Extracted records:
* START *
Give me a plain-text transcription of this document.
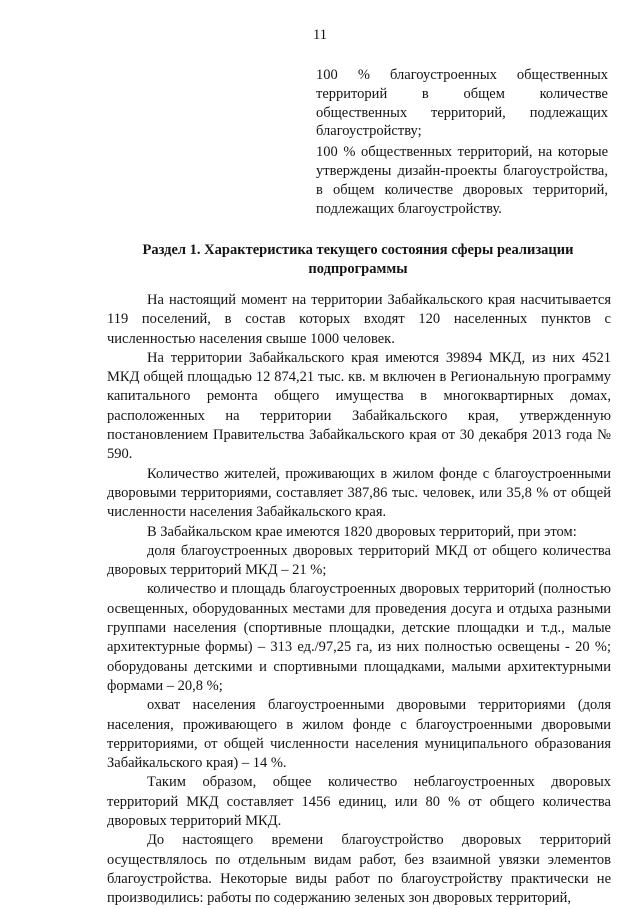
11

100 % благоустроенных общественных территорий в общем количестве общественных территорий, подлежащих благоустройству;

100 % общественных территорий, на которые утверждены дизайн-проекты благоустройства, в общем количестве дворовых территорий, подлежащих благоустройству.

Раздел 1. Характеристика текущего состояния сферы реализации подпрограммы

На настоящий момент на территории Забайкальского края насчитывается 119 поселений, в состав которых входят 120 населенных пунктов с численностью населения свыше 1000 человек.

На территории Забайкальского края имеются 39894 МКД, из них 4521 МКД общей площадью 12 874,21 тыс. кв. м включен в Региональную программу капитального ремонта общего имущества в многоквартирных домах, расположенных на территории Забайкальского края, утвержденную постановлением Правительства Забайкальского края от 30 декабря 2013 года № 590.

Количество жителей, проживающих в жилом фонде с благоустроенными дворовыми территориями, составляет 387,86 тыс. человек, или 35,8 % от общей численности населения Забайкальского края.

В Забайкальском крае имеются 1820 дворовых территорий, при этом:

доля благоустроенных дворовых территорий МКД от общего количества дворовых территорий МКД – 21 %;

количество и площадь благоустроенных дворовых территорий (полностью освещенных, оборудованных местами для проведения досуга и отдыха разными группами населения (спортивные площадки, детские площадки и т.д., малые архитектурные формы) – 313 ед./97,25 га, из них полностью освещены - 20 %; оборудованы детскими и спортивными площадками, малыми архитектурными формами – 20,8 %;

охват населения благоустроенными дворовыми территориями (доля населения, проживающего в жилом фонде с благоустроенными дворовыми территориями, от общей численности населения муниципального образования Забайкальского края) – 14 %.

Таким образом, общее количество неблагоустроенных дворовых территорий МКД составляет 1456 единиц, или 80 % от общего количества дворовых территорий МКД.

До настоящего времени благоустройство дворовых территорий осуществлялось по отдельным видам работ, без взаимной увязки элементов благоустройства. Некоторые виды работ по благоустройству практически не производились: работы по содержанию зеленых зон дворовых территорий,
* END *
* START *
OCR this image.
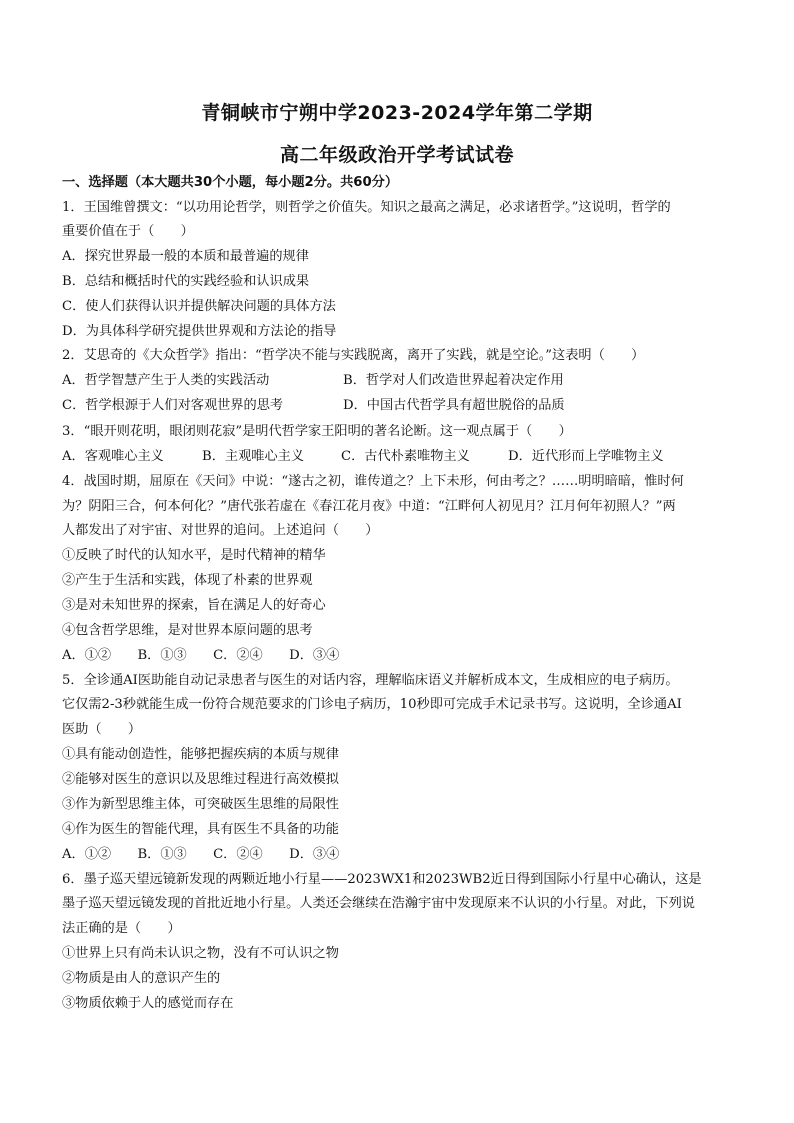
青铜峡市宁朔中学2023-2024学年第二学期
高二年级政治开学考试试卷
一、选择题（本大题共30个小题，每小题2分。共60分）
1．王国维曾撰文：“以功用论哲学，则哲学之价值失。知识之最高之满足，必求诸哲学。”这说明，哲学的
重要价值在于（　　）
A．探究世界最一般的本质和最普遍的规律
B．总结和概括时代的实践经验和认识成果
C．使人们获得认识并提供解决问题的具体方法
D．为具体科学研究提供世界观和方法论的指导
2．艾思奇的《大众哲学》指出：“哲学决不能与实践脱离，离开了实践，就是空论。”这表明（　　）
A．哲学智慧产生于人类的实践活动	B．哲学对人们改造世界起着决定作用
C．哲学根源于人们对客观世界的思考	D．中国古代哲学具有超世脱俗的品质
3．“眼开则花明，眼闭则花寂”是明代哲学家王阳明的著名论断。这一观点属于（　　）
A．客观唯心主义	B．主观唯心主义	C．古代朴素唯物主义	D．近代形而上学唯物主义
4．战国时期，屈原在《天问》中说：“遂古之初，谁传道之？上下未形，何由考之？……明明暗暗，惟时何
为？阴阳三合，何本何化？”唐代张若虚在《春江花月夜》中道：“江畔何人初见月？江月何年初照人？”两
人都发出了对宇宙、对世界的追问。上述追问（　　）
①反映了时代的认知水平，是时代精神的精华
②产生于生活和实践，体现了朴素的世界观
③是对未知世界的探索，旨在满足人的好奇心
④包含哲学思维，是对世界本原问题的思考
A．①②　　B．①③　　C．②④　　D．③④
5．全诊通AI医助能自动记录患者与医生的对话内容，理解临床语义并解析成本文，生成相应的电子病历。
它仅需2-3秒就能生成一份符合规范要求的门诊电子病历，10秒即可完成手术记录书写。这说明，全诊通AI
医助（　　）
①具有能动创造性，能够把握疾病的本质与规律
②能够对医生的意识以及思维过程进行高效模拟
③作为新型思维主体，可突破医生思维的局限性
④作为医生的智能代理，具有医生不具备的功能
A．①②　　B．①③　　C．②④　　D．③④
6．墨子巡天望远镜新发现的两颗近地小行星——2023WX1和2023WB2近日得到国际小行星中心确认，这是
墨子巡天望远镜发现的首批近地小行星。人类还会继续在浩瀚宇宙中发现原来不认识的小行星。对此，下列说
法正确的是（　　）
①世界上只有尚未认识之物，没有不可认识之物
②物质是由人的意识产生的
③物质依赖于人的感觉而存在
* END *
* START *
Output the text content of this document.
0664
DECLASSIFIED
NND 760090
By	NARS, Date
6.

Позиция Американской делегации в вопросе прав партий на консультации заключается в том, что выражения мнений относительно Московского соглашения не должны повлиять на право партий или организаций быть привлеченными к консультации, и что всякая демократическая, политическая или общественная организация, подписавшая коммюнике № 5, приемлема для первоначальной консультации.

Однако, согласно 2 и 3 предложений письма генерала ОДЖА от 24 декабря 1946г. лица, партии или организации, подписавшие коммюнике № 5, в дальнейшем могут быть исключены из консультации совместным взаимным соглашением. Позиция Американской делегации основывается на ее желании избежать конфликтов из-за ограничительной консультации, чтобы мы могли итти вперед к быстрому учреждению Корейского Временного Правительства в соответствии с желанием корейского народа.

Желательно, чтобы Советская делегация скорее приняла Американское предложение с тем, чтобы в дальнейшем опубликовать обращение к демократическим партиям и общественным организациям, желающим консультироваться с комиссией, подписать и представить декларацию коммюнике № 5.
* END *
*Exercise objective*: Say how many lines of the material contain the word "количестве", with no other text.

*Worked answer*: 2